[Requirement] Type out every line below exactly as it reads.

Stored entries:
*****

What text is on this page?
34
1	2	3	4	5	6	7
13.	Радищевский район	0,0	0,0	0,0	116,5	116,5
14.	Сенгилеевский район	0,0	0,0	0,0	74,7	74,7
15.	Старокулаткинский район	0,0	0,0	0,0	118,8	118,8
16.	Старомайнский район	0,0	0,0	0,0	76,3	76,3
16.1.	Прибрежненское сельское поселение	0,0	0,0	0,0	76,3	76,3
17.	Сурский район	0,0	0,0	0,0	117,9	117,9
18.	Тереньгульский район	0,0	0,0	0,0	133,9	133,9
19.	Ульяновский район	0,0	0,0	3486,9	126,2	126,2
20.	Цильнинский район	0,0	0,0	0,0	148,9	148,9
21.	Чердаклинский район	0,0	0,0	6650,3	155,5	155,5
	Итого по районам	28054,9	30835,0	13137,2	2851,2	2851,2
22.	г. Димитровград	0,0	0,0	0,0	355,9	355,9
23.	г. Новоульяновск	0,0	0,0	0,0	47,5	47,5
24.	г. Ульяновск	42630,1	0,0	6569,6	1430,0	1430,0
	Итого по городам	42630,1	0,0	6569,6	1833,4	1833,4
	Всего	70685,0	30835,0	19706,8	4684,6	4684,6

*****

[Response to this task]
What text is on this page?
34
1	2	3	4	5	6	7
13.	Радищевский район	0,0	0,0	0,0	116,5	116,5
14.	Сенгилеевский район	0,0	0,0	0,0	74,7	74,7
15.	Старокулаткинский район	0,0	0,0	0,0	118,8	118,8
16.	Старомайнский район	0,0	0,0	0,0	76,3	76,3
16.1.	Прибрежненское сельское поселение	0,0	0,0	0,0	76,3	76,3
17.	Сурский район	0,0	0,0	0,0	117,9	117,9
18.	Тереньгульский район	0,0	0,0	0,0	133,9	133,9
19.	Ульяновский район	0,0	0,0	3486,9	126,2	126,2
20.	Цильнинский район	0,0	0,0	0,0	148,9	148,9
21.	Чердаклинский район	0,0	0,0	6650,3	155,5	155,5
	Итого по районам	28054,9	30835,0	13137,2	2851,2	2851,2
22.	г. Димитровград	0,0	0,0	0,0	355,9	355,9
23.	г. Новоульяновск	0,0	0,0	0,0	47,5	47,5
24.	г. Ульяновск	42630,1	0,0	6569,6	1430,0	1430,0
	Итого по городам	42630,1	0,0	6569,6	1833,4	1833,4
	Всего	70685,0	30835,0	19706,8	4684,6	4684,6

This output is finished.